What you have to do
Find how many lines contain "some" and state only that number.

————

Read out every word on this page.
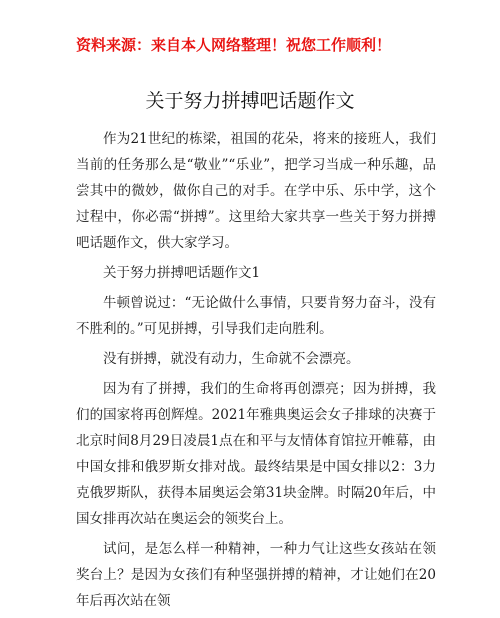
资料来源：来自本人网络整理！祝您工作顺利！
关于努力拼搏吧话题作文

作为21世纪的栋梁，祖国的花朵，将来的接班人，我们当前的任务那么是“敬业”“乐业”，把学习当成一种乐趣，品尝其中的微妙，做你自己的对手。在学中乐、乐中学，这个过程中，你必需“拼搏”。这里给大家共享一些关于努力拼搏吧话题作文，供大家学习。

关于努力拼搏吧话题作文1

牛顿曾说过：“无论做什么事情，只要肯努力奋斗，没有不胜利的。”可见拼搏，引导我们走向胜利。

没有拼搏，就没有动力，生命就不会漂亮。

因为有了拼搏，我们的生命将再创漂亮；因为拼搏，我们的国家将再创辉煌。2021年雅典奥运会女子排球的决赛于北京时间8月29日凌晨1点在和平与友情体育馆拉开帷幕，由中国女排和俄罗斯女排对战。最终结果是中国女排以2：3力克俄罗斯队，获得本届奥运会第31块金牌。时隔20年后，中国女排再次站在奥运会的领奖台上。

试问，是怎么样一种精神，一种力气让这些女孩站在领奖台上？是因为女孩们有种坚强拼搏的精神，才让她们在20年后再次站在领
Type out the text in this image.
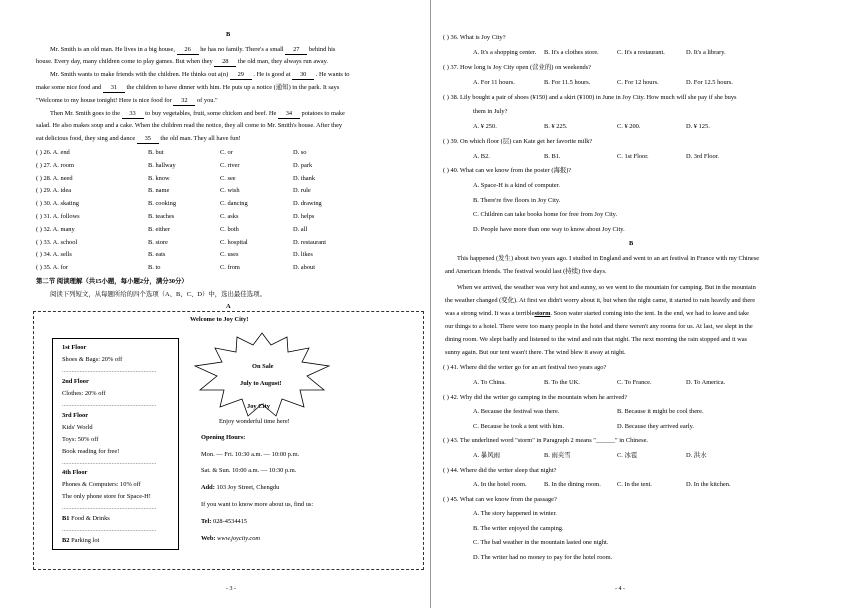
B
Mr. Smith is an old man. He lives in a big house, 26 he has no family. There's a small 27 behind his
house. Every day, many children come to play games. But when they 28 the old man, they always run away.
Mr. Smith wants to make friends with the children. He thinks out a(n) 29 . He is good at 30 . He wants to
make some nice food and 31 the children to have dinner with him. He puts up a notice (通知) in the park. It says
"Welcome to my house tonight! Here is nice food for 32 of you."
Then Mr. Smith goes to the 33 to buy vegetables, fruit, some chicken and beef. He 34 potatoes to make
salad. He also makes soup and a cake. When the children read the notice, they all come to Mr. Smith's house. After they
eat delicious food, they sing and dance 35 the old man. They all have fun!
( ) 26. A. end	B. but	C. or	D. so
( ) 27. A. room	B. hallway	C. river	D. park
( ) 28. A. need	B. know	C. see	D. thank
( ) 29. A. idea	B. name	C. wish	D. rule
( ) 30. A. skating	B. cooking	C. dancing	D. drawing
( ) 31. A. follows	B. teaches	C. asks	D. helps
( ) 32. A. many	B. either	C. both	D. all
( ) 33. A. school	B. store	C. hospital	D. restaurant
( ) 34. A. sells	B. eats	C. uses	D. likes
( ) 35. A. for	B. to	C. from	D. about
第二节 阅读理解（共15小题，每小题2分，满分30分）
阅读下列短文，从每题所给的四个选项（A、B、C、D）中，选出最佳选项。
A
Welcome to Joy City!
1st Floor
Shoes & Bags: 20% off
...........................................................
2nd Floor
Clothes: 20% off
...........................................................
3rd Floor
Kids' World
Toys: 50% off
Book reading for free!
...........................................................
4th Floor
Phones & Computers: 10% off
The only phone store for Space-H!
...........................................................
B1 Food & Drinks
...........................................................
B2 Parking lot
On Sale
July to August!
Joy City
Enjoy wonderful time here!
Opening Hours:
Mon. — Fri. 10:30 a.m. — 10:00 p.m.
Sat. & Sun. 10:00 a.m. — 10:30 p.m.
Add: 103 Joy Street, Chengdu
If you want to know more about us, find us:
Tel: 028-4534415
Web: www.joycity.com
- 3 -
( ) 36. What is Joy City?
A. It's a shopping center. B. It's a clothes store.	C. It's a restaurant.	D. It's a library.
( ) 37. How long is Joy City open (营业的) on weekends?
A. For 11 hours.	B. For 11.5 hours.	C. For 12 hours.	D. For 12.5 hours.
( ) 38. Lily bought a pair of shoes (¥150) and a skirt (¥100) in June in Joy City. How much will she pay if she buys
them in July?
A. ¥ 250.	B. ¥ 225.	C. ¥ 200.	D. ¥ 125.
( ) 39. On which floor (层) can Kate get her favorite milk?
A. B2.	B. B1.	C. 1st Floor.	D. 3rd Floor.
( ) 40. What can we know from the poster (海报)?
A. Space-H is a kind of computer.
B. There're five floors in Joy City.
C. Children can take books home for free from Joy City.
D. People have more than one way to know about Joy City.
B
This happened (发生) about two years ago. I studied in England and went to an art festival in France with my Chinese
and American friends. The festival would last (持续) five days.
When we arrived, the weather was very hot and sunny, so we went to the mountain for camping. But in the mountain
the weather changed (变化). At first we didn't worry about it, but when the night came, it started to rain heavily and there
was a strong wind. It was a terriblestorm. Soon water started coming into the tent. In the end, we had to leave and take
our things to a hotel. There were too many people in the hotel and there weren't any rooms for us. At last, we slept in the
dining room. We slept badly and listened to the wind and rain that night. The next morning the rain stopped and it was
sunny again. But our tent wasn't there. The wind blew it away at night.
( ) 41. Where did the writer go for an art festival two years ago?
A. To China.	B. To the UK.	C. To France.	D. To America.
( ) 42. Why did the writer go camping in the mountain when he arrived?
A. Because the festival was there.	B. Because it might be cool there.
C. Because he took a tent with him.	D. Because they arrived early.
( ) 43. The underlined word "storm" in Paragraph 2 means "______" in Chinese.
A. 暴风雨	B. 雨夹雪	C. 冰雹	D. 洪水
( ) 44. Where did the writer sleep that night?
A. In the hotel room.	B. In the dining room.	C. In the tent.	D. In the kitchen.
( ) 45. What can we know from the passage?
A. The story happened in winter.
B. The writer enjoyed the camping.
C. The bad weather in the mountain lasted one night.
D. The writer had no money to pay for the hotel room.
- 4 -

————

Correct output
2